Goal => A faithful transcription of all the data is required.

Records shown =>
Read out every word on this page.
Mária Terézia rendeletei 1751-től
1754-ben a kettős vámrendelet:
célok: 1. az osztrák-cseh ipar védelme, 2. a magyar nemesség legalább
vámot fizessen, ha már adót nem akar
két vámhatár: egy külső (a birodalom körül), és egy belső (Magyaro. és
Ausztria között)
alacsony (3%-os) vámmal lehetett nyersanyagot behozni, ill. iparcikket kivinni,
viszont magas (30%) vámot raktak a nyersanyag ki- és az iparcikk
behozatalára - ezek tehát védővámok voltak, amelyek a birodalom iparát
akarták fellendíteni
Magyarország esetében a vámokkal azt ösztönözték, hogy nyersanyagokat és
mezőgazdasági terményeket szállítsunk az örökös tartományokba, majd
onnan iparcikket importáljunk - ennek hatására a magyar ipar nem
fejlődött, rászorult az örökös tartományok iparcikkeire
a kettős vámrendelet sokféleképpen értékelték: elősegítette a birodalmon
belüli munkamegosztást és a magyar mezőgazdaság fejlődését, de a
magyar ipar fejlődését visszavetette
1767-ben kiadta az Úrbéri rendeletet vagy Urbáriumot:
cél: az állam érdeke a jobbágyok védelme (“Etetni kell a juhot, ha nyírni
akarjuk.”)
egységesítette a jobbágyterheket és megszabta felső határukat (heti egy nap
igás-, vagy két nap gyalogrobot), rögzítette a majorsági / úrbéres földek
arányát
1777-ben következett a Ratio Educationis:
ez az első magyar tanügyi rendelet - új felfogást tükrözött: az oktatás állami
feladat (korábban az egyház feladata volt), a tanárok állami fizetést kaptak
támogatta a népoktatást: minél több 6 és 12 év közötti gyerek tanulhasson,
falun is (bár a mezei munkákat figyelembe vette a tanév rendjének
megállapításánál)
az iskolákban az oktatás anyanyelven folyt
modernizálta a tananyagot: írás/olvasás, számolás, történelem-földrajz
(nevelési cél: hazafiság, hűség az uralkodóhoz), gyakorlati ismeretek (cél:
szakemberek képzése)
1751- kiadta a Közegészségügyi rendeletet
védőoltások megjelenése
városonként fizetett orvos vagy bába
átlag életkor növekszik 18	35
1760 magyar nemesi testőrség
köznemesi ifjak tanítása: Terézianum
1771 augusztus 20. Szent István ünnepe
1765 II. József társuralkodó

Finished exercise =>
Read out every word on this page.
Mária Terézia rendeletei 1751-től
1754-ben a kettős vámrendelet:
célok: 1. az osztrák-cseh ipar védelme, 2. a magyar nemesség legalább
vámot fizessen, ha már adót nem akar
két vámhatár: egy külső (a birodalom körül), és egy belső (Magyaro. és
Ausztria között)
alacsony (3%-os) vámmal lehetett nyersanyagot behozni, ill. iparcikket kivinni,
viszont magas (30%) vámot raktak a nyersanyag ki- és az iparcikk
behozatalára - ezek tehát védővámok voltak, amelyek a birodalom iparát
akarták fellendíteni
Magyarország esetében a vámokkal azt ösztönözték, hogy nyersanyagokat és
mezőgazdasági terményeket szállítsunk az örökös tartományokba, majd
onnan iparcikket importáljunk - ennek hatására a magyar ipar nem
fejlődött, rászorult az örökös tartományok iparcikkeire
a kettős vámrendelet sokféleképpen értékelték: elősegítette a birodalmon
belüli munkamegosztást és a magyar mezőgazdaság fejlődését, de a
magyar ipar fejlődését visszavetette
1767-ben kiadta az Úrbéri rendeletet vagy Urbáriumot:
cél: az állam érdeke a jobbágyok védelme (“Etetni kell a juhot, ha nyírni
akarjuk.”)
egységesítette a jobbágyterheket és megszabta felső határukat (heti egy nap
igás-, vagy két nap gyalogrobot), rögzítette a majorsági / úrbéres földek
arányát
1777-ben következett a Ratio Educationis:
ez az első magyar tanügyi rendelet - új felfogást tükrözött: az oktatás állami
feladat (korábban az egyház feladata volt), a tanárok állami fizetést kaptak
támogatta a népoktatást: minél több 6 és 12 év közötti gyerek tanulhasson,
falun is (bár a mezei munkákat figyelembe vette a tanév rendjének
megállapításánál)
az iskolákban az oktatás anyanyelven folyt
modernizálta a tananyagot: írás/olvasás, számolás, történelem-földrajz
(nevelési cél: hazafiság, hűség az uralkodóhoz), gyakorlati ismeretek (cél:
szakemberek képzése)
1751- kiadta a Közegészségügyi rendeletet
védőoltások megjelenése
városonként fizetett orvos vagy bába
átlag életkor növekszik 18	35
1760 magyar nemesi testőrség
köznemesi ifjak tanítása: Terézianum
1771 augusztus 20. Szent István ünnepe
1765 II. József társuralkodó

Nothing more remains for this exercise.